Collected data entries
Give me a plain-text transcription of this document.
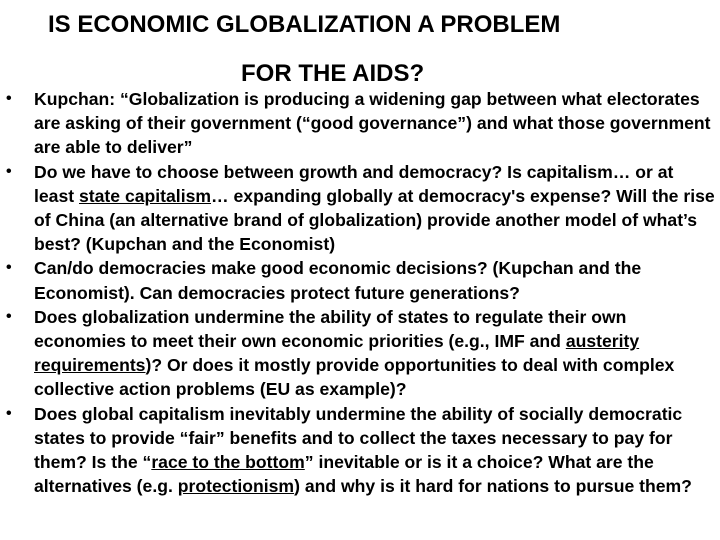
IS ECONOMIC GLOBALIZATION A PROBLEM
FOR THE AIDS?
• Kupchan: “Globalization is producing a widening gap between what electorates are asking of their government (“good governance”) and what those government are able to deliver”
• Do we have to choose between growth and democracy? Is capitalism… or at least state capitalism… expanding globally at democracy's expense? Will the rise of China (an alternative brand of globalization) provide another model of what’s best? (Kupchan and the Economist)
• Can/do democracies make good economic decisions? (Kupchan and the Economist). Can democracies protect future generations?
• Does globalization undermine the ability of states to regulate their own economies to meet their own economic priorities (e.g., IMF and austerity requirements)? Or does it mostly provide opportunities to deal with complex collective action problems (EU as example)?
• Does global capitalism inevitably undermine the ability of socially democratic states to provide “fair” benefits and to collect the taxes necessary to pay for them? Is the “race to the bottom” inevitable or is it a choice? What are the alternatives (e.g. protectionism) and why is it hard for nations to pursue them?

▶ [THE REQUEST] Count the lines that hold the string "Does" and state that number alone.

▶ [ANSWER TO THIS EXERCISE] 2